▶ _Supplied material_
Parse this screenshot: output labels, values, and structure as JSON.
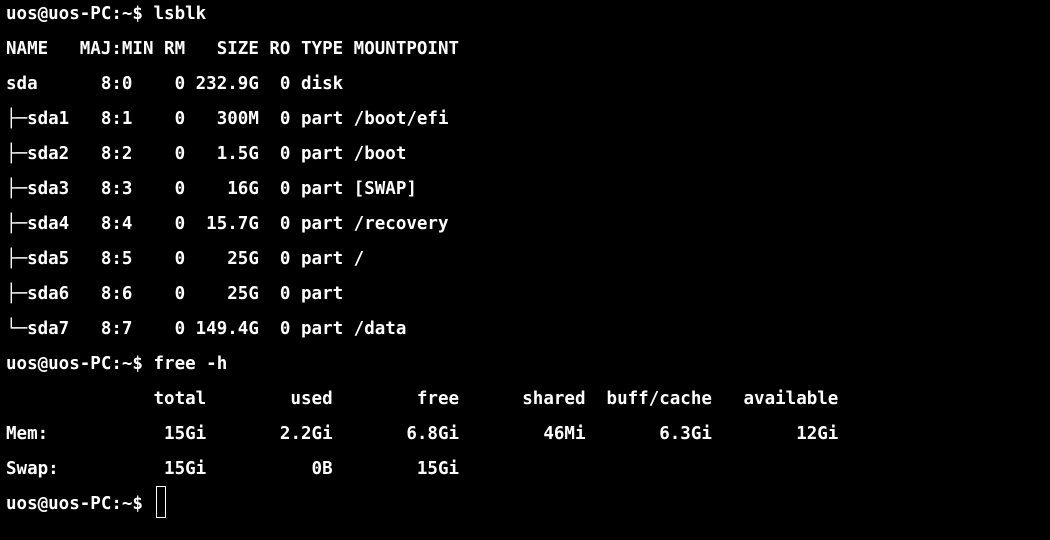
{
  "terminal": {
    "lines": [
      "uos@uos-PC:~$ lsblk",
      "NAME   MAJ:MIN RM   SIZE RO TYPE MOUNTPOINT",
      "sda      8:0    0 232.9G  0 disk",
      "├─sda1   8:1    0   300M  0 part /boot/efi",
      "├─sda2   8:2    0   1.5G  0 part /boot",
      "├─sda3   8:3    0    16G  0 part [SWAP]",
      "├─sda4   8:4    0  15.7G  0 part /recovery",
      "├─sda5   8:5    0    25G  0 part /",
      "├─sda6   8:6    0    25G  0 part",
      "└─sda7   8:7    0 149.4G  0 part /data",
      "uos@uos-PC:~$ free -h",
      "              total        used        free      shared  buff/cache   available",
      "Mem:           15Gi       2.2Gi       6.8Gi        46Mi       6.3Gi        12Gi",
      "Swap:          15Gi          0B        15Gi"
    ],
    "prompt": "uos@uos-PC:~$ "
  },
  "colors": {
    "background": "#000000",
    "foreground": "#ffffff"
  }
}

▶ _Required task_
Transcribe the records word for word and include no pictures.

▶ _Output below_
Parse this screenshot: output labels, values, and structure as JSON.
{
  "terminal": {
    "lines": [
      "uos@uos-PC:~$ lsblk",
      "NAME   MAJ:MIN RM   SIZE RO TYPE MOUNTPOINT",
      "sda      8:0    0 232.9G  0 disk",
      "├─sda1   8:1    0   300M  0 part /boot/efi",
      "├─sda2   8:2    0   1.5G  0 part /boot",
      "├─sda3   8:3    0    16G  0 part [SWAP]",
      "├─sda4   8:4    0  15.7G  0 part /recovery",
      "├─sda5   8:5    0    25G  0 part /",
      "├─sda6   8:6    0    25G  0 part",
      "└─sda7   8:7    0 149.4G  0 part /data",
      "uos@uos-PC:~$ free -h",
      "              total        used        free      shared  buff/cache   available",
      "Mem:           15Gi       2.2Gi       6.8Gi        46Mi       6.3Gi        12Gi",
      "Swap:          15Gi          0B        15Gi"
    ],
    "prompt": "uos@uos-PC:~$ "
  },
  "colors": {
    "background": "#000000",
    "foreground": "#ffffff"
  }
}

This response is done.